Work task
Scan the entries below for "calendar" and copy each line that holds it.
>>>
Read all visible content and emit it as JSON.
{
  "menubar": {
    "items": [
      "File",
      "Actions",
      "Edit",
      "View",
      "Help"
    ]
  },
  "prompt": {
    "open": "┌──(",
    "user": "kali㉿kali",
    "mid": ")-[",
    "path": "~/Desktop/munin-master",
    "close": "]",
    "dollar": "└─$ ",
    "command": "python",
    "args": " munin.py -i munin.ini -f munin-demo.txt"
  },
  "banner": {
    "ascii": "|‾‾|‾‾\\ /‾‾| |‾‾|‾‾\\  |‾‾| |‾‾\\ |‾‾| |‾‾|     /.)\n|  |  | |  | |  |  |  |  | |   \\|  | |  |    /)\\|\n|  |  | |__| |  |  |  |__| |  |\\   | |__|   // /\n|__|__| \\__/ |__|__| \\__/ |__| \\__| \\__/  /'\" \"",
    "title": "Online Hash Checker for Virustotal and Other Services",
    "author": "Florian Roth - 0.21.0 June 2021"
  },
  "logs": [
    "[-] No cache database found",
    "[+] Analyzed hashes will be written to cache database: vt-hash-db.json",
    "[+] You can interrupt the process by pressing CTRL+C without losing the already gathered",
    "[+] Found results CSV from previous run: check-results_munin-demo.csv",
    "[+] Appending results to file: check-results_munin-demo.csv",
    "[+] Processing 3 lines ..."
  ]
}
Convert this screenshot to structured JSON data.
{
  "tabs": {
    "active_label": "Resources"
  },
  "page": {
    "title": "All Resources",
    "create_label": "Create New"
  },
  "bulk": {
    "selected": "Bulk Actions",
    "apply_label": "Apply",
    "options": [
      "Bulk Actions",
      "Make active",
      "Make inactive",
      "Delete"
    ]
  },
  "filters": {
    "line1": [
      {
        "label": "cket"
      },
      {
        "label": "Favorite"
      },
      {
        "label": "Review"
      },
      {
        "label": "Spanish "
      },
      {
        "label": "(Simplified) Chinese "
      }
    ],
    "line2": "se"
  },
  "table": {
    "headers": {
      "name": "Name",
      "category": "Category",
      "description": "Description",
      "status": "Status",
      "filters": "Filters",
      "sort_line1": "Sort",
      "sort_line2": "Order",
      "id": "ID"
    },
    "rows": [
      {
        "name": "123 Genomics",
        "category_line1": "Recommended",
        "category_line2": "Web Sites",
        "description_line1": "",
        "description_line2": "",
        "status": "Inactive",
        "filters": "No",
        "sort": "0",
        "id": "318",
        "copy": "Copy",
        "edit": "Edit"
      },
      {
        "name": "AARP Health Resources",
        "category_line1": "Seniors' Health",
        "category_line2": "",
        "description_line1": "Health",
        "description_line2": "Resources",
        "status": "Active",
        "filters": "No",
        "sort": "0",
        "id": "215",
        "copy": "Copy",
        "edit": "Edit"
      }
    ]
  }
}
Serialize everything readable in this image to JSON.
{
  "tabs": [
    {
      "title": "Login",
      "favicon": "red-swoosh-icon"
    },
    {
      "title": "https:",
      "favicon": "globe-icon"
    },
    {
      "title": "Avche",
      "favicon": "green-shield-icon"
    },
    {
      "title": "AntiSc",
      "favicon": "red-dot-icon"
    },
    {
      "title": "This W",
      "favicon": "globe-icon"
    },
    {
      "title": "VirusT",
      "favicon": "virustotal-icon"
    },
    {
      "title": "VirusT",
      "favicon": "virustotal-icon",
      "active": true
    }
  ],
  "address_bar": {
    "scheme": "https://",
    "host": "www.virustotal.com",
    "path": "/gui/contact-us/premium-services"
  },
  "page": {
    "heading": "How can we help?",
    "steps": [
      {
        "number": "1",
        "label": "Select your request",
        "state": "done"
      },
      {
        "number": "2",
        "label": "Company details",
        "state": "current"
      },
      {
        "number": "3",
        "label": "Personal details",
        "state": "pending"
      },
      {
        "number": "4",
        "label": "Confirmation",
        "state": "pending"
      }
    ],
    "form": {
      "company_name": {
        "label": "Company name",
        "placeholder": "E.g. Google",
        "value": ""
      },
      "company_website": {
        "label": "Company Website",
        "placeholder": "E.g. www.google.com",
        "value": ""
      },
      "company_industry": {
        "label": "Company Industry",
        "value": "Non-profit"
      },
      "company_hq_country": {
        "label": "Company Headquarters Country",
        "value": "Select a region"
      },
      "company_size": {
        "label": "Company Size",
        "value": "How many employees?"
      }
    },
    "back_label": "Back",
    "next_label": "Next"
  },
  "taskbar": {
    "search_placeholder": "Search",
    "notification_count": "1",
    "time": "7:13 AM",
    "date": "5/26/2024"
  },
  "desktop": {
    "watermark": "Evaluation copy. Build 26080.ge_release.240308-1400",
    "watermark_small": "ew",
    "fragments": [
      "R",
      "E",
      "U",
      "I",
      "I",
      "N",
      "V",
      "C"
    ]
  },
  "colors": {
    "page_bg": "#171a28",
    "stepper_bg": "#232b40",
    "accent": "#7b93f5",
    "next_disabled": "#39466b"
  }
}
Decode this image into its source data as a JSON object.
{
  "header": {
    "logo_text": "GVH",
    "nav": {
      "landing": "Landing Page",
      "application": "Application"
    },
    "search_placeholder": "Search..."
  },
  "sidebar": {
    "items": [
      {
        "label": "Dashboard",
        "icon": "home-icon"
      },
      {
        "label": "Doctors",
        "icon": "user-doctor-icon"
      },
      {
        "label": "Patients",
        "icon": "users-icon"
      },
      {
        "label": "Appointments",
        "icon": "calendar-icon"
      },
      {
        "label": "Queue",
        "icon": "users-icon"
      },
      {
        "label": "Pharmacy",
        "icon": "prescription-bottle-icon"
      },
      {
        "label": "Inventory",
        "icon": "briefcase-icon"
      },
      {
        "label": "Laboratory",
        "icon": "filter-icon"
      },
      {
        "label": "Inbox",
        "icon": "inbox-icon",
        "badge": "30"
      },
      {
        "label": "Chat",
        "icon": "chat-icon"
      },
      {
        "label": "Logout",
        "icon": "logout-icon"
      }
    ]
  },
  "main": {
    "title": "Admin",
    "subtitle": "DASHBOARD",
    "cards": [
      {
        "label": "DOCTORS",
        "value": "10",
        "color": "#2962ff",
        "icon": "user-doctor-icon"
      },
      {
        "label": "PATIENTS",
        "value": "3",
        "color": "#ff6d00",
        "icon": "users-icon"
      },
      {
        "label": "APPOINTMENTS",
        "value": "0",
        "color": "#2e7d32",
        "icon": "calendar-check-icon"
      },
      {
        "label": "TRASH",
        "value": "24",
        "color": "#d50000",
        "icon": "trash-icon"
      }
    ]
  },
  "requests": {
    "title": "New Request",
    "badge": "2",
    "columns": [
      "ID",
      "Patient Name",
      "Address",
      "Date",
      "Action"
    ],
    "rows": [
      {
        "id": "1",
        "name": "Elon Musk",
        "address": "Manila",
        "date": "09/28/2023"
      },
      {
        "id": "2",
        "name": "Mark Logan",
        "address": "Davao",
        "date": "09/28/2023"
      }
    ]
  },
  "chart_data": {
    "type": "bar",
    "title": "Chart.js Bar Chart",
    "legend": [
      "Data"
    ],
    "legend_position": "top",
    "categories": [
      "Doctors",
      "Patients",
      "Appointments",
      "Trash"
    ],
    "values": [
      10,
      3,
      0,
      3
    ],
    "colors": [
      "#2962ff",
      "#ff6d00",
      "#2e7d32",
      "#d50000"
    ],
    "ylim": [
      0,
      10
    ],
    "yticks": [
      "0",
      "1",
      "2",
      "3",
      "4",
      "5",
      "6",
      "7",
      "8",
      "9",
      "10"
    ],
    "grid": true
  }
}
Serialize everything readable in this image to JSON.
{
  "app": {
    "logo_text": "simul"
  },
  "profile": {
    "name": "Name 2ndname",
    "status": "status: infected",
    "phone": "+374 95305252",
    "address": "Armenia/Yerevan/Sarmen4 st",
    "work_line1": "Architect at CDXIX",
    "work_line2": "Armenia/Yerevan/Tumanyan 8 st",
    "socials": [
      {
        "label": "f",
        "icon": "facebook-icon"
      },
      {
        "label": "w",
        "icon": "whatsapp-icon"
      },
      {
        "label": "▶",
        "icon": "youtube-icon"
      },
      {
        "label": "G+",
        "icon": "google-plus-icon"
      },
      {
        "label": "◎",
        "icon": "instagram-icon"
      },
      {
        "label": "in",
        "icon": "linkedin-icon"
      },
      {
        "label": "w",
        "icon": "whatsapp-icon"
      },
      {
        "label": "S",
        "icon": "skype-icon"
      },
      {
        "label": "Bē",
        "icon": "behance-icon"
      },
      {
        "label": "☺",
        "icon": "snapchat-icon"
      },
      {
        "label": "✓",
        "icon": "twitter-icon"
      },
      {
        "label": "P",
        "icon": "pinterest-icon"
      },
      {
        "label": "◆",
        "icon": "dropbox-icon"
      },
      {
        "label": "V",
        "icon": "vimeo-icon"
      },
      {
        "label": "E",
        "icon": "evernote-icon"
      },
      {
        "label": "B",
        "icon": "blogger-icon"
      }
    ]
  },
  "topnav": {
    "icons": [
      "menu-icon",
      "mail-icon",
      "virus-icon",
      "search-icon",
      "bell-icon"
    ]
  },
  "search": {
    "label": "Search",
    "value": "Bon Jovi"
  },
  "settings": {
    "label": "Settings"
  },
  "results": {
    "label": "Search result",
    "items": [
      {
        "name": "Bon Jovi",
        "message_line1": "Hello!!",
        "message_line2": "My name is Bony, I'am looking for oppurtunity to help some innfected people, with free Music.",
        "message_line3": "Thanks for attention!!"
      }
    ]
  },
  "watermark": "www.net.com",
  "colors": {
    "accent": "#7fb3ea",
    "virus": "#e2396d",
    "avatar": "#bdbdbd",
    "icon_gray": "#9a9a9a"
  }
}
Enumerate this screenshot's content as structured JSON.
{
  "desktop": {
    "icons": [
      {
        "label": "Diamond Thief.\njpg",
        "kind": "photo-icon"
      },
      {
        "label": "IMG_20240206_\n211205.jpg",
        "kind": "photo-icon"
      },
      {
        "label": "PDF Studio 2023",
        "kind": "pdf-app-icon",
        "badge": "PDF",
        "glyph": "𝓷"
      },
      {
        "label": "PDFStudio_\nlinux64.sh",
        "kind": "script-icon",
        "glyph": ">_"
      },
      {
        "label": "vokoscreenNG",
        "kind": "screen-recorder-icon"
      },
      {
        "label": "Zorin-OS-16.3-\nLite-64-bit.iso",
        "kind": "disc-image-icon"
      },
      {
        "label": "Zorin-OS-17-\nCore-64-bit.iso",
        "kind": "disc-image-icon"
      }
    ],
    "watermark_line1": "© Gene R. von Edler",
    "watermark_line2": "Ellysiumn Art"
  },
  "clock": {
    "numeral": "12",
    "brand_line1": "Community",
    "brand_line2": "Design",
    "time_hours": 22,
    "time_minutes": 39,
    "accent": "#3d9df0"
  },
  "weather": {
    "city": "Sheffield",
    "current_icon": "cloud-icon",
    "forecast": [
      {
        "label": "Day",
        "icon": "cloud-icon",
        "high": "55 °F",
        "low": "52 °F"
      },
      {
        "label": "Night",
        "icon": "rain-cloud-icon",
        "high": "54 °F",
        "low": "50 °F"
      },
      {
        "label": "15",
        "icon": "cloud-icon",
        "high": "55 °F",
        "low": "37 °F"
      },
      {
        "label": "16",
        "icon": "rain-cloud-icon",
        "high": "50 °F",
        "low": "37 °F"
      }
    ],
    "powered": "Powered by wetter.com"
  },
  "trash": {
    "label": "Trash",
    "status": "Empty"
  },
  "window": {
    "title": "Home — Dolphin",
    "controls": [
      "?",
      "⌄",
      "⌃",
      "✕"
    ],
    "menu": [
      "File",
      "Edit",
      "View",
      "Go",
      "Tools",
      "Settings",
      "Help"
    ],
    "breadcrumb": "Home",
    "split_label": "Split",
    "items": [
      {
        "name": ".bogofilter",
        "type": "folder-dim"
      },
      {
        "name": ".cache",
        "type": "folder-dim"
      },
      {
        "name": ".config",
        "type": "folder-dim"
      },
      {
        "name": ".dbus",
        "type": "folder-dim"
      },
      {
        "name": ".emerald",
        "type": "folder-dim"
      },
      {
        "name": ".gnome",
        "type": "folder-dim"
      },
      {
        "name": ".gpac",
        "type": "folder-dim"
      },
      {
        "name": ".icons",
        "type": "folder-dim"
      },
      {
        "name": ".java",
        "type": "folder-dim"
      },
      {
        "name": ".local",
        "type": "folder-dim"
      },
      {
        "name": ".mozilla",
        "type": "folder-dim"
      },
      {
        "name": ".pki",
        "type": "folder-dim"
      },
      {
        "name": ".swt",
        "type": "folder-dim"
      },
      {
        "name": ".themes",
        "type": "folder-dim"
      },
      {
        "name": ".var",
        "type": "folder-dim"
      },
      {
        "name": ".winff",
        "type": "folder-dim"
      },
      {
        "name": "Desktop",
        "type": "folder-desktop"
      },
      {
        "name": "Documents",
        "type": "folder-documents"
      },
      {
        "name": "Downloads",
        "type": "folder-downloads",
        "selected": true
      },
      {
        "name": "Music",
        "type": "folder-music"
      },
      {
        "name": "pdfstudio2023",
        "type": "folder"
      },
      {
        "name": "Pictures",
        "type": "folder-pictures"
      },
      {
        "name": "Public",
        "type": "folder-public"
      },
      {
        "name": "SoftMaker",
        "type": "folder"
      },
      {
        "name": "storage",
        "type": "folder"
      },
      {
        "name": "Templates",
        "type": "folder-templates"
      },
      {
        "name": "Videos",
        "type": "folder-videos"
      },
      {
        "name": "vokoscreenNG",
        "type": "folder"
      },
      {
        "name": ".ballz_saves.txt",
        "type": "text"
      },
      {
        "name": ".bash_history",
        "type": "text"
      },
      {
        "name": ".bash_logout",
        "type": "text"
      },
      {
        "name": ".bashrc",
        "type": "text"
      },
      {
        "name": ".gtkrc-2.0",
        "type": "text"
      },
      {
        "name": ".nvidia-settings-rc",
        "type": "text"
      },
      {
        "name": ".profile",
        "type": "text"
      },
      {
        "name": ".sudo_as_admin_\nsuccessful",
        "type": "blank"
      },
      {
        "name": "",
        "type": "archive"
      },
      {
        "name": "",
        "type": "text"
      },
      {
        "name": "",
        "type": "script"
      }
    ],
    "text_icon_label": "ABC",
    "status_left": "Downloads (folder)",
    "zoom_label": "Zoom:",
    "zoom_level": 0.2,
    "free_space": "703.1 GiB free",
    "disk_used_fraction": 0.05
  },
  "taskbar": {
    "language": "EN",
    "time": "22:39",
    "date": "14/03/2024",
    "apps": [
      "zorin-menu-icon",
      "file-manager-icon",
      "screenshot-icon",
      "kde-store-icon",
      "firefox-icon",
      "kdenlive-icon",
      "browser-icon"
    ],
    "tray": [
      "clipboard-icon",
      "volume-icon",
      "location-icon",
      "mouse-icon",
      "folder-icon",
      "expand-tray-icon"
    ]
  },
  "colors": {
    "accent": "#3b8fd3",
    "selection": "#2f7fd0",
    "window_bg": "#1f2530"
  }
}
<<<
Solution for this exercise
        "icon": "calendar-icon"
        "icon": "calendar-check-icon"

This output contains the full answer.